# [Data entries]
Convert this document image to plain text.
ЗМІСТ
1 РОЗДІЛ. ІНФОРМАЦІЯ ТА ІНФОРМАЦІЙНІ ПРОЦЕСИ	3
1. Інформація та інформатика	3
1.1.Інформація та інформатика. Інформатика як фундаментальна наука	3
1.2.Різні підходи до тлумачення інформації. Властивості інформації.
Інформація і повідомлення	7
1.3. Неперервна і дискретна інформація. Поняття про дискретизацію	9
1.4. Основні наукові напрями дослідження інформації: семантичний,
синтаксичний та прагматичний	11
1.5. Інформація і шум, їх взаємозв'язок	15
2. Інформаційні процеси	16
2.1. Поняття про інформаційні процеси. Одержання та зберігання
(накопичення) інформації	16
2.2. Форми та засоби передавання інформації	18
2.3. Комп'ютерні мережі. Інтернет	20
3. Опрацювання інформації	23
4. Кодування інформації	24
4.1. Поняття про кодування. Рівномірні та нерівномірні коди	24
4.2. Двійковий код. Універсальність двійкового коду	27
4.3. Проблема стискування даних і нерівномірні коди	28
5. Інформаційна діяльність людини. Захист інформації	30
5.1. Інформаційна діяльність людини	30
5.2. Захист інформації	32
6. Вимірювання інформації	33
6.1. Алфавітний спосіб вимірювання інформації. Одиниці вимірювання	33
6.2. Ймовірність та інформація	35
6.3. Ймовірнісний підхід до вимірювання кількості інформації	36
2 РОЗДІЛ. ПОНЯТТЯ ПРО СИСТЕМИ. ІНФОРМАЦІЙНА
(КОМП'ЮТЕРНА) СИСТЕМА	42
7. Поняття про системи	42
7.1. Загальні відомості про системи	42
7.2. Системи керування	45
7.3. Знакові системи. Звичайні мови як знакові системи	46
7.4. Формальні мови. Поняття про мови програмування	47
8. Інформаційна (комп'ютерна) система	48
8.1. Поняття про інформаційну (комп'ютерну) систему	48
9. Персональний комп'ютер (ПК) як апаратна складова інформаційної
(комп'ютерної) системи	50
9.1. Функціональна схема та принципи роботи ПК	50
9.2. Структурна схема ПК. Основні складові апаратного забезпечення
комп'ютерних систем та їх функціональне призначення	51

# [SHORT PROBLEM]
Reproduce each entry word for word.

# [WRITTEN ANSWER]
Convert this document image to plain text.
ЗМІСТ
1 РОЗДІЛ. ІНФОРМАЦІЯ ТА ІНФОРМАЦІЙНІ ПРОЦЕСИ	3
1. Інформація та інформатика	3
1.1.Інформація та інформатика. Інформатика як фундаментальна наука	3
1.2.Різні підходи до тлумачення інформації. Властивості інформації.
Інформація і повідомлення	7
1.3. Неперервна і дискретна інформація. Поняття про дискретизацію	9
1.4. Основні наукові напрями дослідження інформації: семантичний,
синтаксичний та прагматичний	11
1.5. Інформація і шум, їх взаємозв'язок	15
2. Інформаційні процеси	16
2.1. Поняття про інформаційні процеси. Одержання та зберігання
(накопичення) інформації	16
2.2. Форми та засоби передавання інформації	18
2.3. Комп'ютерні мережі. Інтернет	20
3. Опрацювання інформації	23
4. Кодування інформації	24
4.1. Поняття про кодування. Рівномірні та нерівномірні коди	24
4.2. Двійковий код. Універсальність двійкового коду	27
4.3. Проблема стискування даних і нерівномірні коди	28
5. Інформаційна діяльність людини. Захист інформації	30
5.1. Інформаційна діяльність людини	30
5.2. Захист інформації	32
6. Вимірювання інформації	33
6.1. Алфавітний спосіб вимірювання інформації. Одиниці вимірювання	33
6.2. Ймовірність та інформація	35
6.3. Ймовірнісний підхід до вимірювання кількості інформації	36
2 РОЗДІЛ. ПОНЯТТЯ ПРО СИСТЕМИ. ІНФОРМАЦІЙНА
(КОМП'ЮТЕРНА) СИСТЕМА	42
7. Поняття про системи	42
7.1. Загальні відомості про системи	42
7.2. Системи керування	45
7.3. Знакові системи. Звичайні мови як знакові системи	46
7.4. Формальні мови. Поняття про мови програмування	47
8. Інформаційна (комп'ютерна) система	48
8.1. Поняття про інформаційну (комп'ютерну) систему	48
9. Персональний комп'ютер (ПК) як апаратна складова інформаційної
(комп'ютерної) системи	50
9.1. Функціональна схема та принципи роботи ПК	50
9.2. Структурна схема ПК. Основні складові апаратного забезпечення
комп'ютерних систем та їх функціональне призначення	51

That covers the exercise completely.